→ DATASET:
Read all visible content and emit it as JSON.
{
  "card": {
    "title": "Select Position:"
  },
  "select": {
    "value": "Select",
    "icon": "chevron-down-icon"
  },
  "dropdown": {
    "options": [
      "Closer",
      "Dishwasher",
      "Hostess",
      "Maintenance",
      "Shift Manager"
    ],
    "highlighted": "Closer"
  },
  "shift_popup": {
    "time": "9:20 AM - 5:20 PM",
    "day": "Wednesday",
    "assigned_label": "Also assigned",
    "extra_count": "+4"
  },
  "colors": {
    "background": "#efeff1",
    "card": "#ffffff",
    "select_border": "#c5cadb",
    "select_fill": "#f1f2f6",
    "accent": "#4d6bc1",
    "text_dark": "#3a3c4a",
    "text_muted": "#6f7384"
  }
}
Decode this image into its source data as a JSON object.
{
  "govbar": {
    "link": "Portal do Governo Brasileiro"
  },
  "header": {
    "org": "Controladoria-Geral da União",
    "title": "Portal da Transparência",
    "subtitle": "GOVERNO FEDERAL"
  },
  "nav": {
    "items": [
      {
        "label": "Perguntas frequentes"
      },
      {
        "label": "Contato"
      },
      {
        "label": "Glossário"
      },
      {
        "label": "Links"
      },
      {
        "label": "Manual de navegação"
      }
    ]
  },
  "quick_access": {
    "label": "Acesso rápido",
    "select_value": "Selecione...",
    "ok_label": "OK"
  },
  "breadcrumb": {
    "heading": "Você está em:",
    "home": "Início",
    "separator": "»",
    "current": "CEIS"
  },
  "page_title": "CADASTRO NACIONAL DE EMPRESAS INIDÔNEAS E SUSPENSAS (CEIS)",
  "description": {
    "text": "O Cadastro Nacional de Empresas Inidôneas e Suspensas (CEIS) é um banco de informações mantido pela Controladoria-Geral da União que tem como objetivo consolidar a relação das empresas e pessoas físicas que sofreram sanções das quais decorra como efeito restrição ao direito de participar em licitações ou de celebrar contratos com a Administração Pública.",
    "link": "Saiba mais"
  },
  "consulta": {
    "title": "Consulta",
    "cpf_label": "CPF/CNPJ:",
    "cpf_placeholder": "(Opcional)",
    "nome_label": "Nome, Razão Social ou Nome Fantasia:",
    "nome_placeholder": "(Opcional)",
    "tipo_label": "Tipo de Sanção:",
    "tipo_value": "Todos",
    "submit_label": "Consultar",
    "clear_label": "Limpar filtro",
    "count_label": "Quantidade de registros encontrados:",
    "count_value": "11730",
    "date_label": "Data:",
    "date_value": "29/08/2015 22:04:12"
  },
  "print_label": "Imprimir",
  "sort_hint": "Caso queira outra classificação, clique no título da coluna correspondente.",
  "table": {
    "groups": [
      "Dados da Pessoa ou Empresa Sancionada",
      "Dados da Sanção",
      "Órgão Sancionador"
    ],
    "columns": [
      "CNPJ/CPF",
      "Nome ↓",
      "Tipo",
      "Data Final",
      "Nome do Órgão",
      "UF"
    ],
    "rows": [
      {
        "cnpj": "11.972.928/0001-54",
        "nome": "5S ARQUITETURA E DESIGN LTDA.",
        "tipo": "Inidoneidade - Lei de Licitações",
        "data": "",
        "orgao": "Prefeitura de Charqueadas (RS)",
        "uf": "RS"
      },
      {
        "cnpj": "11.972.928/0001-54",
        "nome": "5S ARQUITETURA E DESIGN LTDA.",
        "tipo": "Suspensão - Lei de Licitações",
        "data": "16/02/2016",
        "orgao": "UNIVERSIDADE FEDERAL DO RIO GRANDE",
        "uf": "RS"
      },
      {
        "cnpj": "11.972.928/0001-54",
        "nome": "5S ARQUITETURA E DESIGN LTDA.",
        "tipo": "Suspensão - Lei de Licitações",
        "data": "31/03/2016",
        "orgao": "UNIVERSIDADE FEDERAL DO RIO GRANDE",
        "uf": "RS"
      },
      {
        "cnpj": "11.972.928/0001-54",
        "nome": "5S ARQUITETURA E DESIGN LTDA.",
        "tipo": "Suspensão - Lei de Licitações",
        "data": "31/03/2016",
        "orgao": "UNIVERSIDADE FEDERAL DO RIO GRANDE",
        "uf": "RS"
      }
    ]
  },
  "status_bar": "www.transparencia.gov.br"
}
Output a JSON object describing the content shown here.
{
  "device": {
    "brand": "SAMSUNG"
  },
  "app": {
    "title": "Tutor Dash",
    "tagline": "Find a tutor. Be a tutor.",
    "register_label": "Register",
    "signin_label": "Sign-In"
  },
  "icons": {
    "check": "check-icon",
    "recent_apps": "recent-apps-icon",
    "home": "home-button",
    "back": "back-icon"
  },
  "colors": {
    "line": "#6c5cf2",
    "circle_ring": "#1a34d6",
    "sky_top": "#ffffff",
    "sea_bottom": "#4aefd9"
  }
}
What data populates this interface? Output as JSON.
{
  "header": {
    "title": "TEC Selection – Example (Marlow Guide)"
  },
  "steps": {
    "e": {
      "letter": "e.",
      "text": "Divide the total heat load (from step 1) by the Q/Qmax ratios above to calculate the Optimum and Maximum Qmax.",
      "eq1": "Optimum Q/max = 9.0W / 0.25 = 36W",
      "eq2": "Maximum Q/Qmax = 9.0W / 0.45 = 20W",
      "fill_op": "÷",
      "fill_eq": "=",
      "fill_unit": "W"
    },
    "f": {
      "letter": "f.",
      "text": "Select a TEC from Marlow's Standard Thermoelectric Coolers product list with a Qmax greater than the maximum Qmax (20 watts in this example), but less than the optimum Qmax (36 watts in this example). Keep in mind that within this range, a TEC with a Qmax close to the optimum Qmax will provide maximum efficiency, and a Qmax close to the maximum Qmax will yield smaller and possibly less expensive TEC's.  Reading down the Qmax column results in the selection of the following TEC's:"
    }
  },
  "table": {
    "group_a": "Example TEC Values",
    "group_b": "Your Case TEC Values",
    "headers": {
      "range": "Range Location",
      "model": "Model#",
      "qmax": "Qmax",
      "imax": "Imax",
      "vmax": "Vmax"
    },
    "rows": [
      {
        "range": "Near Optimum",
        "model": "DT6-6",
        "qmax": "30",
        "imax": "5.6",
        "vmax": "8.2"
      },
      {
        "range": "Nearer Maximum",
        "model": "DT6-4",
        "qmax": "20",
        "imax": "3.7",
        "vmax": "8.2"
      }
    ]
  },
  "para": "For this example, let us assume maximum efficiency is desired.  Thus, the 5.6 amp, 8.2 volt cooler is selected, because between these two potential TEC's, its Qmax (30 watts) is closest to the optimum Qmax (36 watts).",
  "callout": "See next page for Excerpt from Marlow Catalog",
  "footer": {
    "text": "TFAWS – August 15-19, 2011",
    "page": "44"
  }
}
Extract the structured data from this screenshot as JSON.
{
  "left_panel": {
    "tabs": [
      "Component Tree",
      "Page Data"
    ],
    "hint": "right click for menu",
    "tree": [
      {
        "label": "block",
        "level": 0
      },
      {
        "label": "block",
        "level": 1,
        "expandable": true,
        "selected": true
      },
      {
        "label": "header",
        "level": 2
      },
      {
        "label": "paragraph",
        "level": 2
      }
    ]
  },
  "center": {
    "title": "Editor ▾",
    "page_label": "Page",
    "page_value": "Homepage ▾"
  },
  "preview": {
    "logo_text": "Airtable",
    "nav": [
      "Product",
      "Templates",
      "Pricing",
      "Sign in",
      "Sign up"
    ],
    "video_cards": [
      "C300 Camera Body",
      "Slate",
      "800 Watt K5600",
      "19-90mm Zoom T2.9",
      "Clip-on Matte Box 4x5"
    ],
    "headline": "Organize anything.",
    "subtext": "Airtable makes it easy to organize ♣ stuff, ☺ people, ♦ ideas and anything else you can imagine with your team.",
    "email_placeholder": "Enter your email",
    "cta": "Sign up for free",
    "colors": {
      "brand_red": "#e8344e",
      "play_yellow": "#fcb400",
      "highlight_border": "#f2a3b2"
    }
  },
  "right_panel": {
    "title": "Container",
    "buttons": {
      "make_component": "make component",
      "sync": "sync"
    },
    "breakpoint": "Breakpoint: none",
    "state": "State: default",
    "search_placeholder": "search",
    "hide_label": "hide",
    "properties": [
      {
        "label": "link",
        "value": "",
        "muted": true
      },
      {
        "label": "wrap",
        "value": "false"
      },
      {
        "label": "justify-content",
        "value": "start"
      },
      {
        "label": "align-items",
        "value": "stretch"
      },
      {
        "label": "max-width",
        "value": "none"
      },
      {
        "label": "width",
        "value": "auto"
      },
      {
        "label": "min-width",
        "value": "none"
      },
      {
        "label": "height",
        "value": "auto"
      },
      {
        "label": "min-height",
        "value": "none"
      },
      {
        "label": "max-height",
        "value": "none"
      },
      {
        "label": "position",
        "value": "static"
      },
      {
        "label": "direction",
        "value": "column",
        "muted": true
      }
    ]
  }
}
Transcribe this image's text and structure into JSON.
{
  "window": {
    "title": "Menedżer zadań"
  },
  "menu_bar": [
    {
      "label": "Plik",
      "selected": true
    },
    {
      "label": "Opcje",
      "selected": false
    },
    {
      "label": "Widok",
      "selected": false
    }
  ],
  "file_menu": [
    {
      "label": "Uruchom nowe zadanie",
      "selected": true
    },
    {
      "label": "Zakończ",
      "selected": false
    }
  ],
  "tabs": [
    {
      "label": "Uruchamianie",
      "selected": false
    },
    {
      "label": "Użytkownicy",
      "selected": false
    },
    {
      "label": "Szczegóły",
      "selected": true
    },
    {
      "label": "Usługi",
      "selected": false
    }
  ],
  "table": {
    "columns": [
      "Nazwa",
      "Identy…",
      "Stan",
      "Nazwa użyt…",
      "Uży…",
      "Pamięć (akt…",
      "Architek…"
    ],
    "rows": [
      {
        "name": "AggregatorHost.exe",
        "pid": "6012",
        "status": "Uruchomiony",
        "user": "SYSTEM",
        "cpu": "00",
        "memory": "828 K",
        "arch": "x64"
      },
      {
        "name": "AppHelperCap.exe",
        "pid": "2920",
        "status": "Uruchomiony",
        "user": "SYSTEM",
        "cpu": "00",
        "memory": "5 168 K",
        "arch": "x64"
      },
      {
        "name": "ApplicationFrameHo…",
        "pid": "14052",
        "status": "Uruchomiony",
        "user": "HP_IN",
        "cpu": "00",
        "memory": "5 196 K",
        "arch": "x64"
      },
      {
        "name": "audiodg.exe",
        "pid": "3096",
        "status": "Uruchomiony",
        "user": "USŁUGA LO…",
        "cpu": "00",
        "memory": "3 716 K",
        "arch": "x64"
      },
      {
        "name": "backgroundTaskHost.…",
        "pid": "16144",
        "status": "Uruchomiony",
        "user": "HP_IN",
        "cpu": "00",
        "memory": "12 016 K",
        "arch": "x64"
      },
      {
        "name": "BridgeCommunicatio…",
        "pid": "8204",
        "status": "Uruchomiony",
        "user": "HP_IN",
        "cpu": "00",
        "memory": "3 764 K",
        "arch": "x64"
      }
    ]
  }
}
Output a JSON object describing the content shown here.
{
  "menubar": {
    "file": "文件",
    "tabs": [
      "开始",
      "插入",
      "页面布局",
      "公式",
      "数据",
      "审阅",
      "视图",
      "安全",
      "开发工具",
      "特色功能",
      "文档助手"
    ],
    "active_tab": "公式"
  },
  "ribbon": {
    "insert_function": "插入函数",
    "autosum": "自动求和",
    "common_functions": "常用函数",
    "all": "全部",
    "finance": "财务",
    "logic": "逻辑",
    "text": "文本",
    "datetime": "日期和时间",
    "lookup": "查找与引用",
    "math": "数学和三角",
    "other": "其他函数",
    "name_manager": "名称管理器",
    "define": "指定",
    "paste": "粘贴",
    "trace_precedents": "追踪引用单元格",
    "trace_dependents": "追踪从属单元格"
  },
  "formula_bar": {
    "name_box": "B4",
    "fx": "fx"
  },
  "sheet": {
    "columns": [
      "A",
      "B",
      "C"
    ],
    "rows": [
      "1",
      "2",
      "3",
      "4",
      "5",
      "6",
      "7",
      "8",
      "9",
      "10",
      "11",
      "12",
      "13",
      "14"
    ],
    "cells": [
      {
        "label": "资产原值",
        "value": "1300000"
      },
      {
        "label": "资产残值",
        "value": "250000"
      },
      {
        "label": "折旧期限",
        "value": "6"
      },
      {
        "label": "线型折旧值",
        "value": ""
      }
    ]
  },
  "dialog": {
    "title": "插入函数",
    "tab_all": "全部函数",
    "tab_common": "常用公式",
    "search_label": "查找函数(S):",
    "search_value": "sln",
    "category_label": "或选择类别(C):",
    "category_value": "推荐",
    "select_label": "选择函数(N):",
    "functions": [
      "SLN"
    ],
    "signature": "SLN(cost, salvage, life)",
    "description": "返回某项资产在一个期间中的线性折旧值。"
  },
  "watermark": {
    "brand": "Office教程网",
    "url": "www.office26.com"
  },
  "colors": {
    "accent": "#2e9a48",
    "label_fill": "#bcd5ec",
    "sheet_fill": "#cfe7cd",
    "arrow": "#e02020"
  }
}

→ PROBLEM DETAILS: Say how many lines in the records hold the string "memory", and say nothing else.

→ RESULT OF THE EXERCISE: 6